> **Aim of the task**: Resume the blog post about choosing a new code editor, continuing right after its last sentence.

> **Document segment**:
......

I’ve been a BBEdit user since probably 1994 (that’s the oldest floppy disk I can find) and I’ve loved it. Back when I worked at WeoGeo though, I flirted with TextMate as did many others who worked with Ruby. But that project imploded with the 2.0 beta so I moved back to BBEdit with MacVim running when I needed command line editing. I’ve dabbled in Sublime Text but I just never cared for it so I stuck with BBEdit.
With my new job though I’m knee deep in Node.js and Express.js and BBEdit just isn’t working for me so I’m looking at a new editor. My choices as I see them right now are:
I’ve used Atom on and off since GitHub had their beta but I stuck with BBEdit for what I’m guess are “historic reasons”. Atom, being born out of GitHub is modern and has what appears to be a robust community behind it with packages and themes.

......

> **Source material**:
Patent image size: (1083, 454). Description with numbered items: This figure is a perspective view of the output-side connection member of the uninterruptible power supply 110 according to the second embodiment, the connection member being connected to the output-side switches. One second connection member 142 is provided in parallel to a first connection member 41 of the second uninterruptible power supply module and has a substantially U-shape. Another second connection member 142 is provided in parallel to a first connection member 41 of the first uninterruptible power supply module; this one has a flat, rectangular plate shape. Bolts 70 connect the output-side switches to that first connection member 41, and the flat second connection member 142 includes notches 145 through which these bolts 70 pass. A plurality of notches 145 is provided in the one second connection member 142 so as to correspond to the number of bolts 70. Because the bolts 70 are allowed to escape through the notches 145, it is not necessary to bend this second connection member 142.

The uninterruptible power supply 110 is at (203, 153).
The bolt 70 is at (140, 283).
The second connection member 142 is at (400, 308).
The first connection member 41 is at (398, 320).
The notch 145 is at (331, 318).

......

> **Output for this task**:
Brackets is intriguing but I just can’t get my head behind using an Adobe product (even if it is open source). I feel like Adobe PageMill might just suddenly appear on my desktop. The biggest +/- of Brackets is that it is designed for web design. It doesn’t concern itself with Objective C or Swift coding. It’s focused on web technology which simplifies it a bit but limits my use of it. I like the idea of just using one editor and staying with it.
Now Microsoft Studio Code is very good. I’ve really liked using it and it too has a robust community developing extensions. Plus it is built on Electron which is the underpinnings of Atom.
I’m torn between using Microsoft Studio Code and Atom. I’ve been locked on Atom the past week and while I do like what Microsoft has done with Code, I think I’m going to be staying on Atom moving forward. The best part of JavaScript development though is you really don’t need to standardize on any editor. Just let Git control the project and edit in TextEdit.